### EXTRACTED INFORMATION ###
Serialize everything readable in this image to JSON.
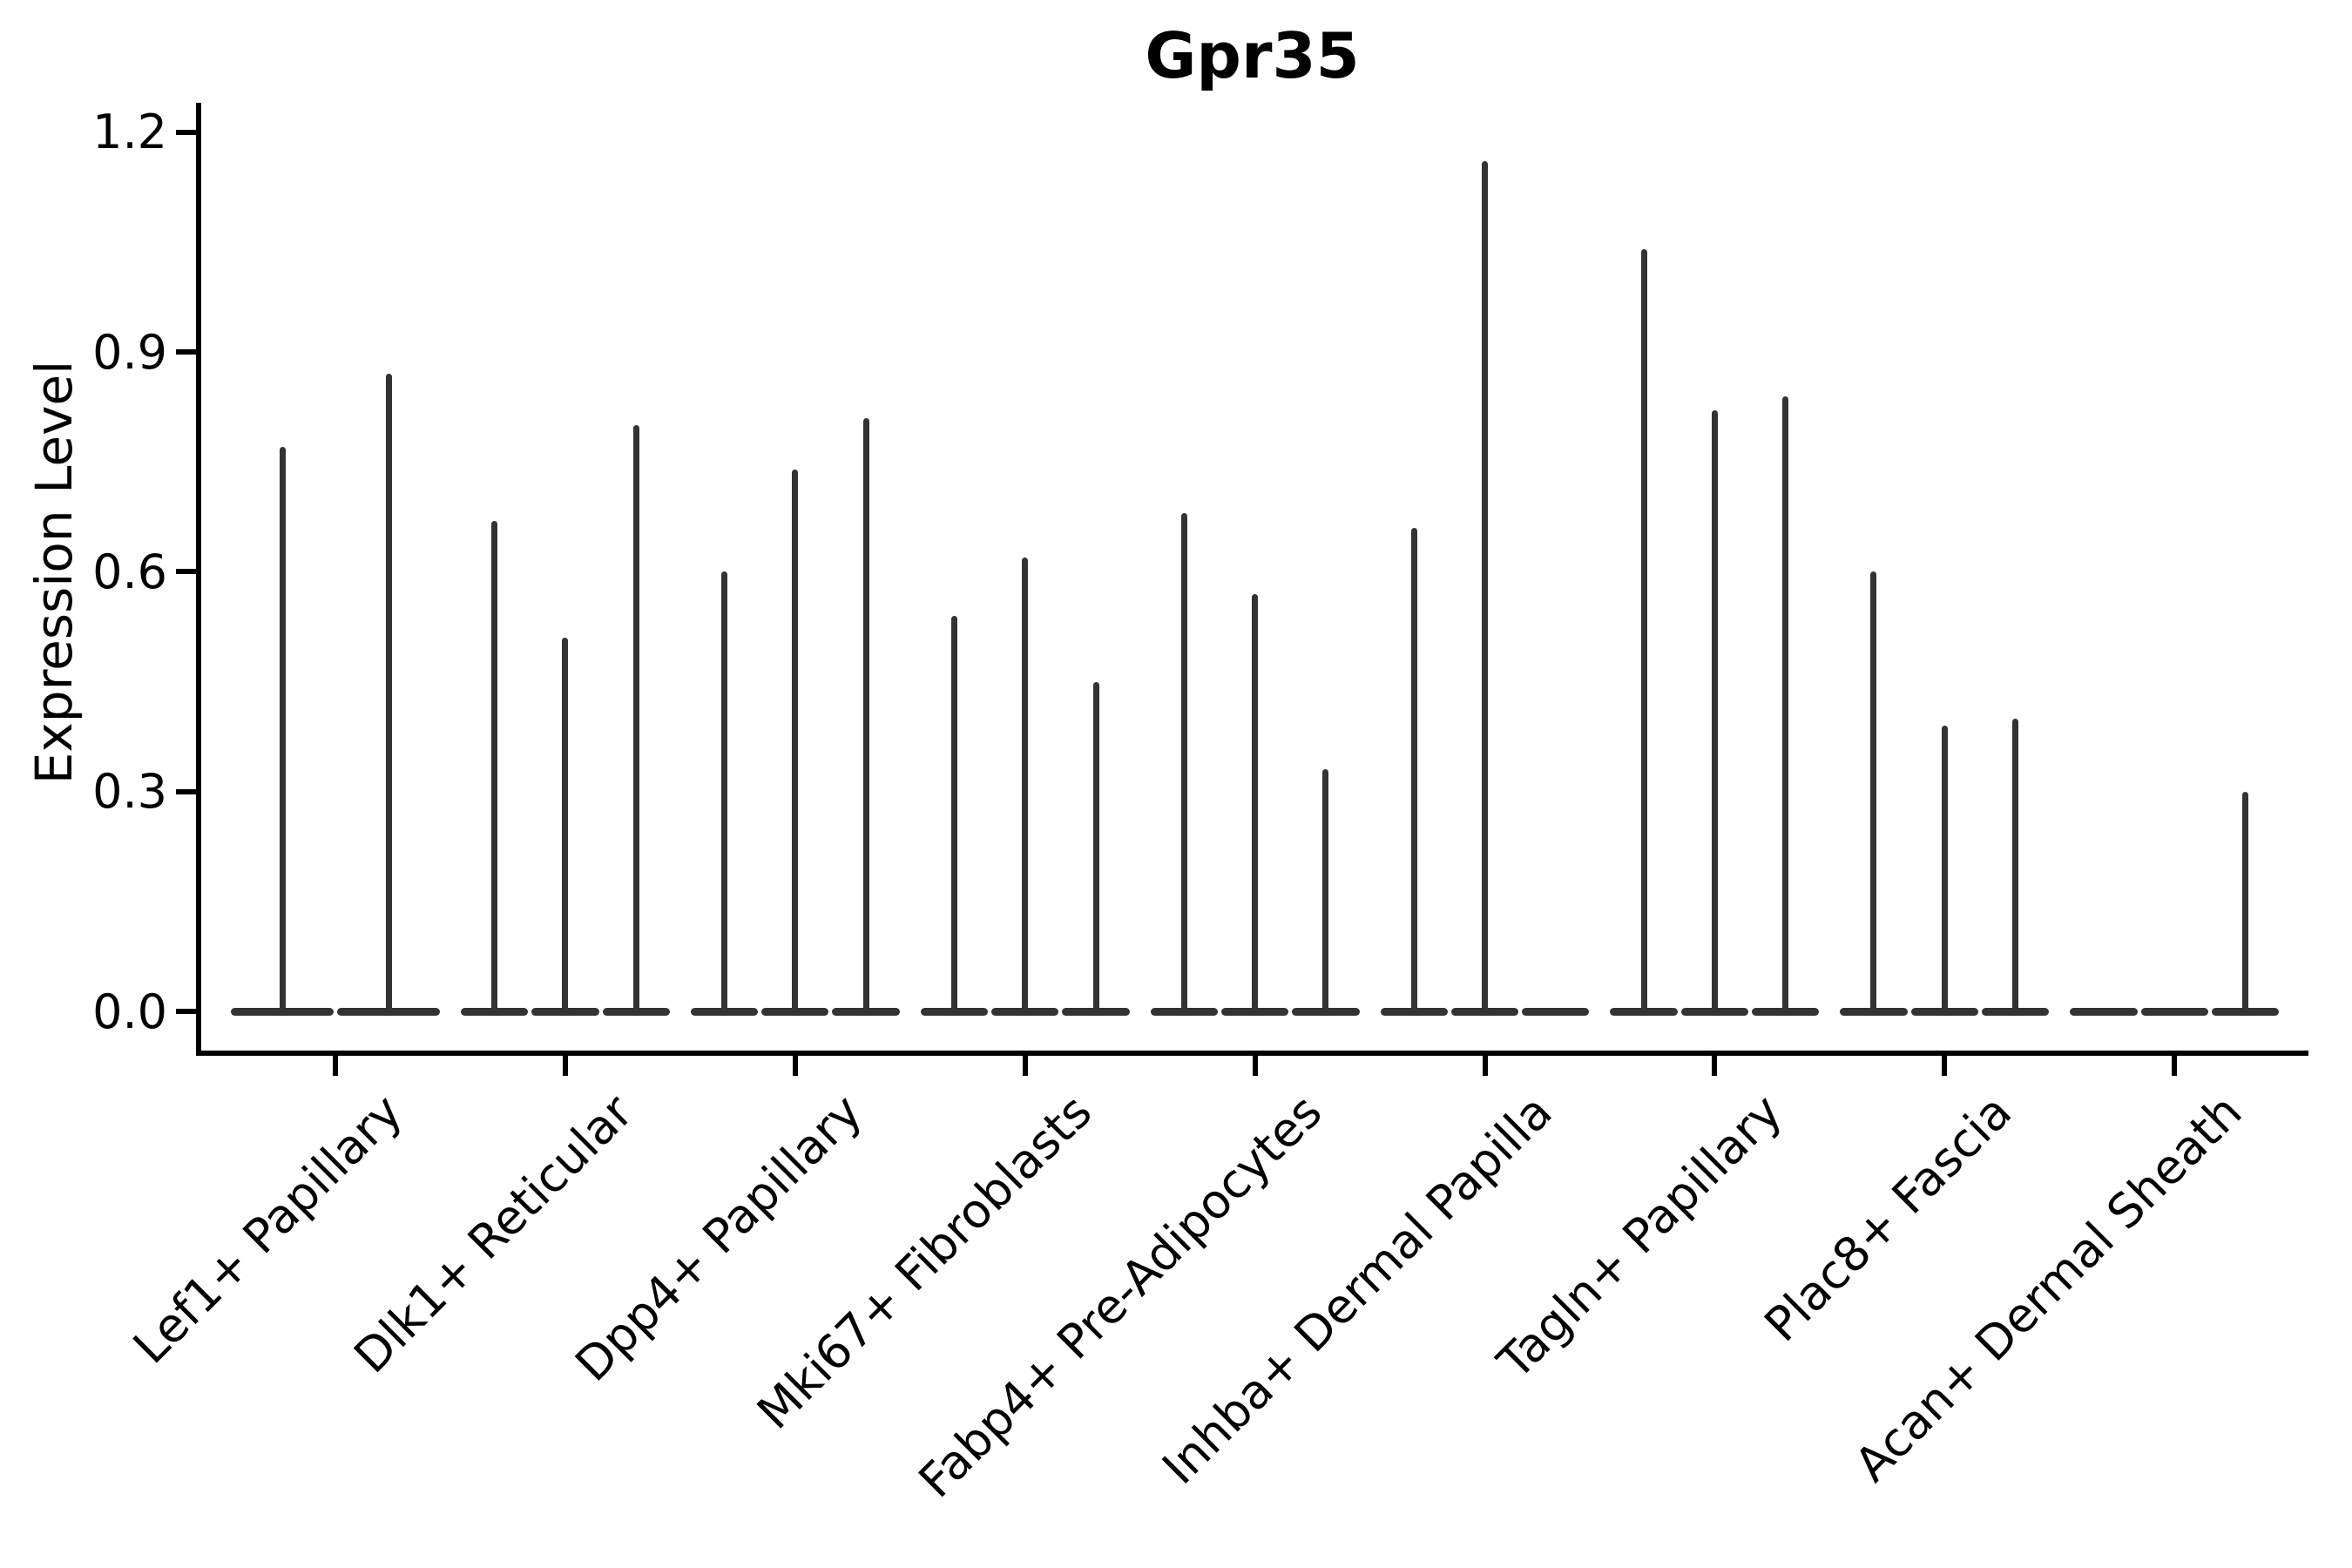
{
  "title": "Gpr35",
  "y_axis": {
    "label": "Expression Level",
    "tick_labels": [
      "0.0",
      "0.3",
      "0.6",
      "0.9",
      "1.2"
    ]
  },
  "chart_data": {
    "type": "violin",
    "title": "Gpr35",
    "xlabel": "",
    "ylabel": "Expression Level",
    "ylim": [
      0,
      1.24
    ],
    "yticks": [
      0.0,
      0.3,
      0.6,
      0.9,
      1.2
    ],
    "grid": false,
    "legend": "none",
    "style_note": "needle violin plot: each violin is a flat mass at 0 with a thin spike up to its max expression value; 0 means a flat violin with no spike",
    "categories": [
      "Lef1+ Papillary",
      "Dlk1+ Reticular",
      "Dpp4+ Papillary",
      "Mki67+ Fibroblasts",
      "Fabp4+ Pre-Adipocytes",
      "Inhba+ Dermal Papilla",
      "Tagln+ Papillary",
      "Plac8+ Fascia",
      "Acan+ Dermal Sheath"
    ],
    "groups": [
      {
        "category": "Lef1+ Papillary",
        "violin_max_values": [
          0.77,
          0.87
        ]
      },
      {
        "category": "Dlk1+ Reticular",
        "violin_max_values": [
          0.67,
          0.51,
          0.8
        ]
      },
      {
        "category": "Dpp4+ Papillary",
        "violin_max_values": [
          0.6,
          0.74,
          0.81
        ]
      },
      {
        "category": "Mki67+ Fibroblasts",
        "violin_max_values": [
          0.54,
          0.62,
          0.45
        ]
      },
      {
        "category": "Fabp4+ Pre-Adipocytes",
        "violin_max_values": [
          0.68,
          0.57,
          0.33
        ]
      },
      {
        "category": "Inhba+ Dermal Papilla",
        "violin_max_values": [
          0.66,
          1.16,
          0.0
        ]
      },
      {
        "category": "Tagln+ Papillary",
        "violin_max_values": [
          1.04,
          0.82,
          0.84
        ]
      },
      {
        "category": "Plac8+ Fascia",
        "violin_max_values": [
          0.6,
          0.39,
          0.4
        ]
      },
      {
        "category": "Acan+ Dermal Sheath",
        "violin_max_values": [
          0.0,
          0.0,
          0.3
        ]
      }
    ]
  },
  "colors": {
    "violin": "#333333",
    "axis": "#000000",
    "text": "#000000",
    "background": "#ffffff"
  }
}
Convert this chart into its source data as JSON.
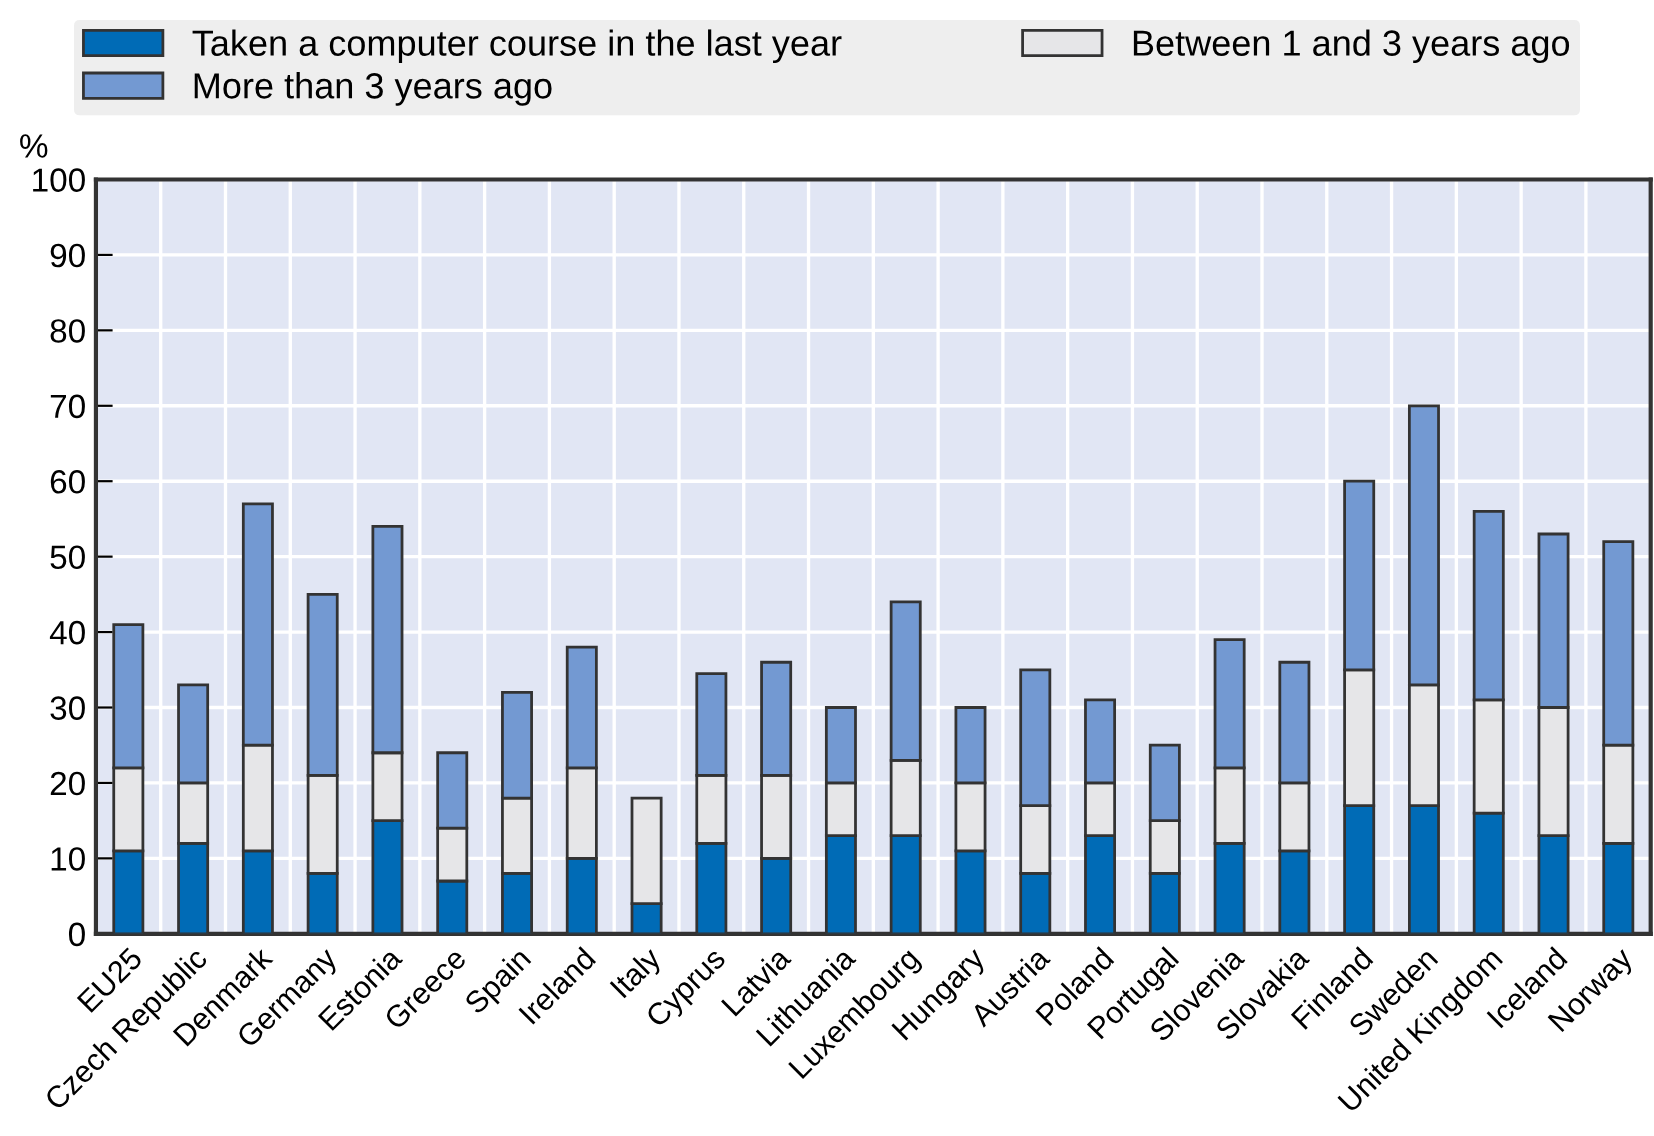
{
  "chart_data": {
    "type": "bar",
    "stacked": true,
    "ylabel": "%",
    "categories": [
      "EU25",
      "Czech Republic",
      "Denmark",
      "Germany",
      "Estonia",
      "Greece",
      "Spain",
      "Ireland",
      "Italy",
      "Cyprus",
      "Latvia",
      "Lithuania",
      "Luxembourg",
      "Hungary",
      "Austria",
      "Poland",
      "Portugal",
      "Slovenia",
      "Slovakia",
      "Finland",
      "Sweden",
      "United Kingdom",
      "Iceland",
      "Norway"
    ],
    "series": [
      {
        "name": "Taken a computer course in the last year",
        "color": "#006bb6",
        "values": [
          11,
          12,
          11,
          8,
          15,
          7,
          8,
          10,
          4,
          12,
          10,
          13,
          13,
          11,
          8,
          13,
          8,
          12,
          11,
          17,
          17,
          16,
          13,
          12
        ]
      },
      {
        "name": "Between 1 and 3 years ago",
        "color": "#e6e6e8",
        "values": [
          11,
          8,
          14,
          13,
          9,
          7,
          10,
          12,
          14,
          9,
          11,
          7,
          10,
          9,
          9,
          7,
          7,
          10,
          9,
          18,
          16,
          15,
          17,
          13
        ]
      },
      {
        "name": "More than 3 years ago",
        "color": "#7399d2",
        "values": [
          19,
          13,
          32,
          24,
          30,
          10,
          14,
          16,
          null,
          13.5,
          15,
          10,
          21,
          10,
          18,
          11,
          10,
          17,
          16,
          25,
          37,
          25,
          23,
          27
        ]
      }
    ],
    "ylim": [
      0,
      100
    ],
    "yticks": [
      0,
      10,
      20,
      30,
      40,
      50,
      60,
      70,
      80,
      90,
      100
    ],
    "grid": true,
    "legend": "top"
  }
}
###
> _EXERCISE DETAILS_
Return only those lines of the records that contain the string "Fibroblasts".

> _REPLY TO THE TASK_
      "Mki67+ Fibroblasts",
        "category": "Mki67+ Fibroblasts",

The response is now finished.